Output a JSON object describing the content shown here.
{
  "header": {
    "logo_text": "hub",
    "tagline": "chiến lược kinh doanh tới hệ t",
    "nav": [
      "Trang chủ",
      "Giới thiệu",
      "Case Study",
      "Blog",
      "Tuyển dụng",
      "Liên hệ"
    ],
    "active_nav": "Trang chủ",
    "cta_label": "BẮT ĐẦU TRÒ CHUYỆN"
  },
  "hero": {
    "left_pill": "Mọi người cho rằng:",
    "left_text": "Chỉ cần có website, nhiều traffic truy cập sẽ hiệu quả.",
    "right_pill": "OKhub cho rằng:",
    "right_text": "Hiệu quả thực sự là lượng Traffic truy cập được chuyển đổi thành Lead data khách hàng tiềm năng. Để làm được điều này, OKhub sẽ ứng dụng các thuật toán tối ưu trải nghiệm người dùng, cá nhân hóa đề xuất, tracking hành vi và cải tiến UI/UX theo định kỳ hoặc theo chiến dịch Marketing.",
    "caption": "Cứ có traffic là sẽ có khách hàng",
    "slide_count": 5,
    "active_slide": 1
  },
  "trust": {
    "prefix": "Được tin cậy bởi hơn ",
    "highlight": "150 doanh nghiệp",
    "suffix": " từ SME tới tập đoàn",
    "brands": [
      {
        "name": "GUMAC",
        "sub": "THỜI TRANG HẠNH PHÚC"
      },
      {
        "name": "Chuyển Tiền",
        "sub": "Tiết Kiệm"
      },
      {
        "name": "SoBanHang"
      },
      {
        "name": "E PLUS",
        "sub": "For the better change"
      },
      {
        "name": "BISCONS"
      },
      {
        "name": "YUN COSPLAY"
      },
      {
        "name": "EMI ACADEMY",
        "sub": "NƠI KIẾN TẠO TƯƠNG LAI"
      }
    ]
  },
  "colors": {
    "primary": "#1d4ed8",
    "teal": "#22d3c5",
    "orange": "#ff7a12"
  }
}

TASK TO COMPLETE
List the lines of the records where "dụng" occurs.

OUTPUT OF THE TASK
      "Tuyển dụng",
    "right_text": "Hiệu quả thực sự là lượng Traffic truy cập được chuyển đổi thành Lead data khách hàng tiềm năng. Để làm được điều này, OKhub sẽ ứng dụng các thuật toán tối ưu trải nghiệm người dùng, cá nhân hóa đề xuất, tracking hành vi và cải tiến UI/UX theo định kỳ hoặc theo chiến dịch Marketing.",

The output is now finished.